**Excerpt provided:**
The primary (1°) recycled acrylonitrile butadiene styrene (ABS) is one of the most acceptable thermoplastic for 3D printing applications. For ascertaining rheological and dimensional features of 3D printed functional prototypes, one must have control on feed stock filament volume and its melt flow index (MFI). Some studies have reported investigations on mechanical and thermal properties along with dimensional features and MFI of 1° recycled ABS. But hitherto little has been reported on effect of cryogenic milling (CM) on rheological, morphological, and surface properties of feed stock filament (for possible 3D printing). This article reports the effect of CM on 1° recycled ABS for 3D printing applications. The effects of CM input parameters such as vibration frequency (Hz), CM time (min), and weight of grinding media (g) have been investigated for rheological (MFI, sample volume), surface (Shore D hardness, porosity), and morphological (based upon photomicrographs) properties. Based upon analysis of variance for sample volume and MFI of the 1° recycled ABS, grinding frequency was observed as most significant factor (91.88% for sample volume and 76.59% for MFI) at 95% confidence level in the present case study. The results of study suggest that sample volume and MFI observations are in line with Shore D hardness and porosity.

**Entries provided:**
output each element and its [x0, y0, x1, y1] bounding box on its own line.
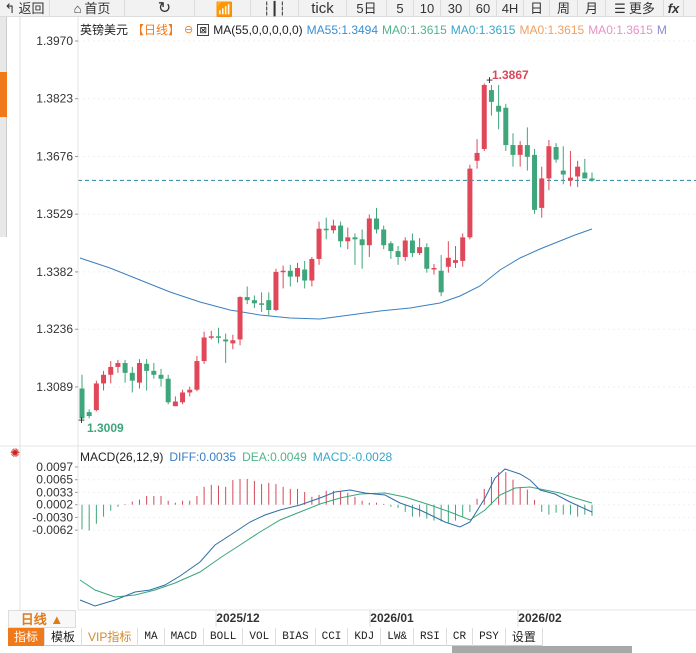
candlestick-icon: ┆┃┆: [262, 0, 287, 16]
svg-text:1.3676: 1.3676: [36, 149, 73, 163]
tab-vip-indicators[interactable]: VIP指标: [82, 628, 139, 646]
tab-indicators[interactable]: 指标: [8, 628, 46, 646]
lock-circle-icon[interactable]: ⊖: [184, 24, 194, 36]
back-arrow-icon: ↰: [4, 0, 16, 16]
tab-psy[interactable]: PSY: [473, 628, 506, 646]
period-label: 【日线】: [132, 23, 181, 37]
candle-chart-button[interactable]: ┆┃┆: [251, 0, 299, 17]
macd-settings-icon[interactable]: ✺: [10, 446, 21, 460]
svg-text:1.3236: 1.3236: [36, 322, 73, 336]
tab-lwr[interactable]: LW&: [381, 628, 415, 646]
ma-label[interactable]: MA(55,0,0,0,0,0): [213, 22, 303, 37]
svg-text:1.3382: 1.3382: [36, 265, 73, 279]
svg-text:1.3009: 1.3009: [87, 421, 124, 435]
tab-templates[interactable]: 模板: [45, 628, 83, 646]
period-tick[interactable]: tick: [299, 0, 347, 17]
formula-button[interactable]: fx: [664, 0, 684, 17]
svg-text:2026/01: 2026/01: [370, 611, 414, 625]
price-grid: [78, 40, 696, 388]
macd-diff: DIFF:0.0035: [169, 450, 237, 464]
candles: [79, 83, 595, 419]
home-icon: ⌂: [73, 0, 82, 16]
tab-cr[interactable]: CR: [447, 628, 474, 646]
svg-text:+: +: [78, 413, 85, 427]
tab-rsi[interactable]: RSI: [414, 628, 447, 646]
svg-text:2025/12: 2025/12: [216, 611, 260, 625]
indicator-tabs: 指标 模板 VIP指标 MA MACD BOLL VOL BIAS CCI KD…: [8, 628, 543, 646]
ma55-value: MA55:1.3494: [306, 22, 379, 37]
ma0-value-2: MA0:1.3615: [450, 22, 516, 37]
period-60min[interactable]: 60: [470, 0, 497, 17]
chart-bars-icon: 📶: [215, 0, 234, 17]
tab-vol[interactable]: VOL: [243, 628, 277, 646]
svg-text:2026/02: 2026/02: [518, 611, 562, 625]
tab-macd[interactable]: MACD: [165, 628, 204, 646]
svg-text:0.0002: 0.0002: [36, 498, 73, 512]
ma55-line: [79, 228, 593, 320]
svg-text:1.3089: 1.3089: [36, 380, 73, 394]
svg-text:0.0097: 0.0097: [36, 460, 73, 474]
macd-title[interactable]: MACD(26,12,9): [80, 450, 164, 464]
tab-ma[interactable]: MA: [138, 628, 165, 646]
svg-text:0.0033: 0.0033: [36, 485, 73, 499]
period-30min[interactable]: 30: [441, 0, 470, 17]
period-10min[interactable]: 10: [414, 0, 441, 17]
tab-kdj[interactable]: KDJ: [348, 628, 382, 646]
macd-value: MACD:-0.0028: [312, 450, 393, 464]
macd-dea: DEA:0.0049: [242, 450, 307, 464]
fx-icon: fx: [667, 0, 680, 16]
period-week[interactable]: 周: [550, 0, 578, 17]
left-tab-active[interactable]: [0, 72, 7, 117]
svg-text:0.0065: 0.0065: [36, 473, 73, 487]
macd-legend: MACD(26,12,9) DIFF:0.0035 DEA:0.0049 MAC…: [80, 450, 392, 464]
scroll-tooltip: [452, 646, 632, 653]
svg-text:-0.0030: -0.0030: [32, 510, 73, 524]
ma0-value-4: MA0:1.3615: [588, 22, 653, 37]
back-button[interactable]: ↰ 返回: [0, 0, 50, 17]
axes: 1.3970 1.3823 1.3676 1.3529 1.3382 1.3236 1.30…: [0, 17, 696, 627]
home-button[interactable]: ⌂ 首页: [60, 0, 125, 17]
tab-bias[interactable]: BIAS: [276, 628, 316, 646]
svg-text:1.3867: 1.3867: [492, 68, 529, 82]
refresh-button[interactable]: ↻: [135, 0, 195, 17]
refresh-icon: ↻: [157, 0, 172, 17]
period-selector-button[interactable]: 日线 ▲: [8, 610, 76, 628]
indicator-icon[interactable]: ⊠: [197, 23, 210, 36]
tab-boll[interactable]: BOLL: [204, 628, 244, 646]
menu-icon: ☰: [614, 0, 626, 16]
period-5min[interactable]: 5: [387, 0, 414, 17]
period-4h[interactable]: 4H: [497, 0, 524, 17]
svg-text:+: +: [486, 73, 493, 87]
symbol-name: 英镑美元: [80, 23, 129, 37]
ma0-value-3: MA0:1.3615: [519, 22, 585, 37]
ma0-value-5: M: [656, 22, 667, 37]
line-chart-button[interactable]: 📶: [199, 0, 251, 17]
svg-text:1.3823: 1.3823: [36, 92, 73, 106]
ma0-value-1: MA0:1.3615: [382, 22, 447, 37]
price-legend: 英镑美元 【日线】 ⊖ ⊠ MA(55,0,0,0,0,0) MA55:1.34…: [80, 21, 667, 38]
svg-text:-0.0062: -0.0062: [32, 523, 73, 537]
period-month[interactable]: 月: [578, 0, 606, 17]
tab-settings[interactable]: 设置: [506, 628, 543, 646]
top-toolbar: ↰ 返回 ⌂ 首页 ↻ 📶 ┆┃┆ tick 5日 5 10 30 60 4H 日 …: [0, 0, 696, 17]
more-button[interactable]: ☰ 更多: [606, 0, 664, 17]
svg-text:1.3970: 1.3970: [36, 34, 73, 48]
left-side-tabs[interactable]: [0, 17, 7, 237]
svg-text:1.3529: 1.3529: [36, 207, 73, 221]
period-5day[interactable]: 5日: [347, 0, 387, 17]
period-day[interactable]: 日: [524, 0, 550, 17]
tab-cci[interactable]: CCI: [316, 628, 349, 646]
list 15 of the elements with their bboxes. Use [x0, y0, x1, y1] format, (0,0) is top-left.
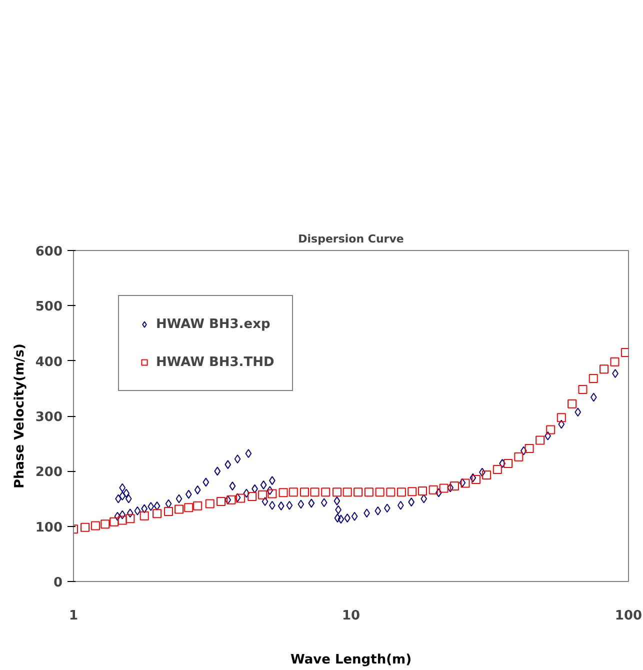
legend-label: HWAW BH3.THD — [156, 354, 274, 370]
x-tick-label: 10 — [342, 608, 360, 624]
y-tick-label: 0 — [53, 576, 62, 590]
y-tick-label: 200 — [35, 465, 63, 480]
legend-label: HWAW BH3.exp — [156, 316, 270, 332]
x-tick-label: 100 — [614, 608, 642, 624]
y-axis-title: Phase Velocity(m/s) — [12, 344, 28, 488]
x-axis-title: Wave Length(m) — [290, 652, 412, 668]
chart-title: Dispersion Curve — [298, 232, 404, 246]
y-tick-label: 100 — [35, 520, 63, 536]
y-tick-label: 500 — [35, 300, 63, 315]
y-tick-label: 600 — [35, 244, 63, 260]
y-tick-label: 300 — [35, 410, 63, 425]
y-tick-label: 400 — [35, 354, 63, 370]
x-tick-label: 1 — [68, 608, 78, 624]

**Objectives:**
A. List the cryogenic milling input parameters that the recycled ABS excerpt says were investigated. Include the unit given for each.
B. In the recycled ABS excerpt, what percentage did grinding frequency account for in the sample volume results?
C. Translate this sentence from the recycled ABS excerpt into Spanish: "This article reports the effect of CM on 1° recycled ABS for 3D printing applications."

**Answers in order:**
A.
- Vibration frequency (Hz)
- CM time (min)
- Weight of grinding media (g)

B. 91.88%

C. Este artículo presenta el efecto de la CM sobre el ABS reciclado 1° para aplicaciones de impresión 3D.